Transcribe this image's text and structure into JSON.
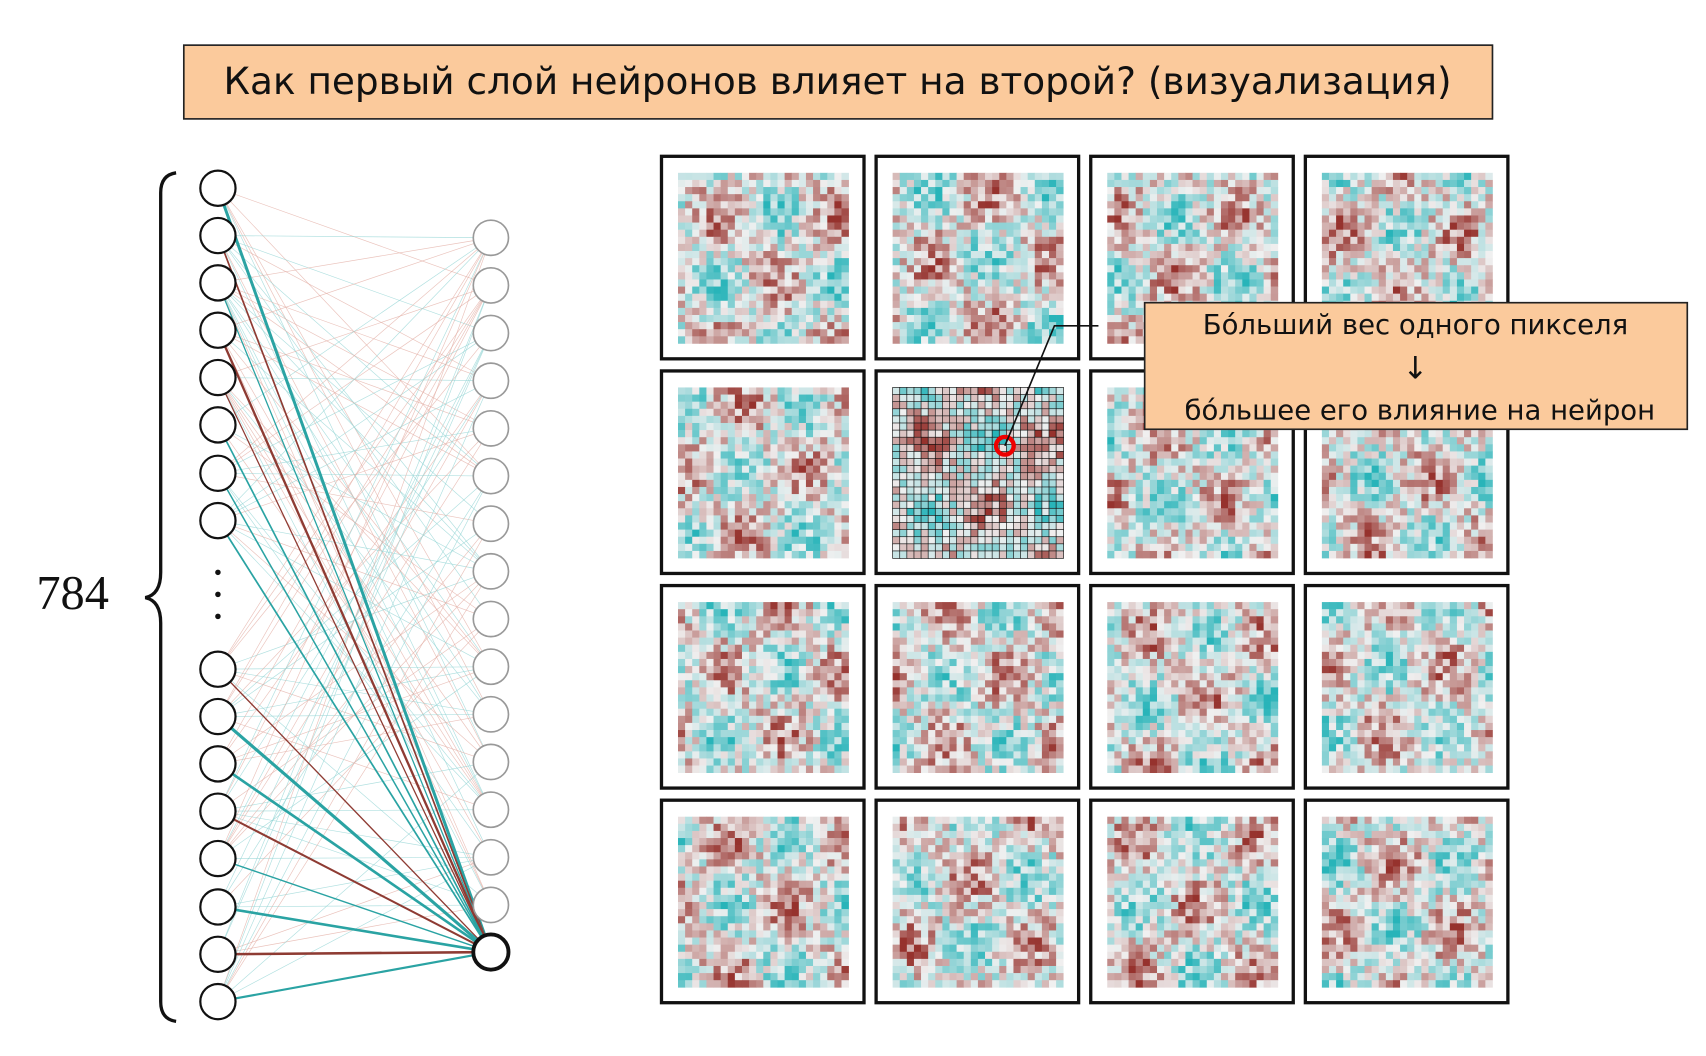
{
  "title": "Как первый слой нейронов влияет на второй? (визуализация)",
  "network": {
    "input_count_label": "784"
  },
  "callout": {
    "lines": [
      "Бо́льший вес одного пикселя",
      "↓",
      "бо́льшее его влияние на нейрон"
    ]
  }
}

#### [Task details]
Copy every record above exactly as written, but leave out the pictures.

#### [Final result]
Transcribe this image's text and structure into JSON.
{
  "title": "Как первый слой нейронов влияет на второй? (визуализация)",
  "network": {
    "input_count_label": "784"
  },
  "callout": {
    "lines": [
      "Бо́льший вес одного пикселя",
      "↓",
      "бо́льшее его влияние на нейрон"
    ]
  }
}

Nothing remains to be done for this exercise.